◆ **Aim of the task**: Transcribe all of the material exactly, except for its pictures.
● ● ● ● ●
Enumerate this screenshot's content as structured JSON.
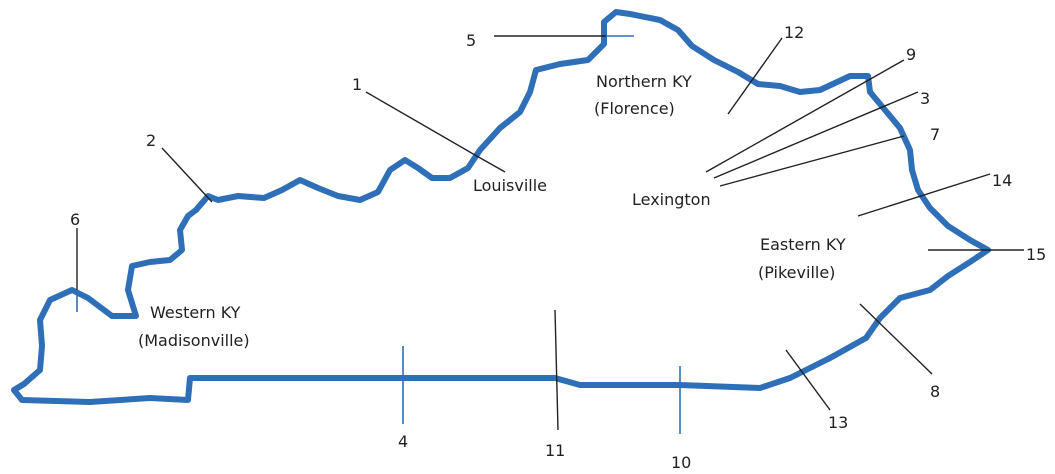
{
  "map": {
    "outline_color": "#2f6fb8",
    "region_labels": [
      {
        "id": "northern",
        "line1": "Northern KY",
        "line2": "(Florence)"
      },
      {
        "id": "western",
        "line1": "Western KY",
        "line2": "(Madisonville)"
      },
      {
        "id": "eastern",
        "line1": "Eastern KY",
        "line2": "(Pikeville)"
      },
      {
        "id": "louisville",
        "line1": "Louisville"
      },
      {
        "id": "lexington",
        "line1": "Lexington"
      }
    ],
    "callouts": [
      "1",
      "2",
      "3",
      "4",
      "5",
      "6",
      "7",
      "8",
      "9",
      "10",
      "11",
      "12",
      "13",
      "14",
      "15"
    ]
  }
}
● ● ● ● ●
◆ **Result for this task**:
Enumerate this screenshot's content as structured JSON.
{
  "map": {
    "outline_color": "#2f6fb8",
    "region_labels": [
      {
        "id": "northern",
        "line1": "Northern KY",
        "line2": "(Florence)"
      },
      {
        "id": "western",
        "line1": "Western KY",
        "line2": "(Madisonville)"
      },
      {
        "id": "eastern",
        "line1": "Eastern KY",
        "line2": "(Pikeville)"
      },
      {
        "id": "louisville",
        "line1": "Louisville"
      },
      {
        "id": "lexington",
        "line1": "Lexington"
      }
    ],
    "callouts": [
      "1",
      "2",
      "3",
      "4",
      "5",
      "6",
      "7",
      "8",
      "9",
      "10",
      "11",
      "12",
      "13",
      "14",
      "15"
    ]
  }
}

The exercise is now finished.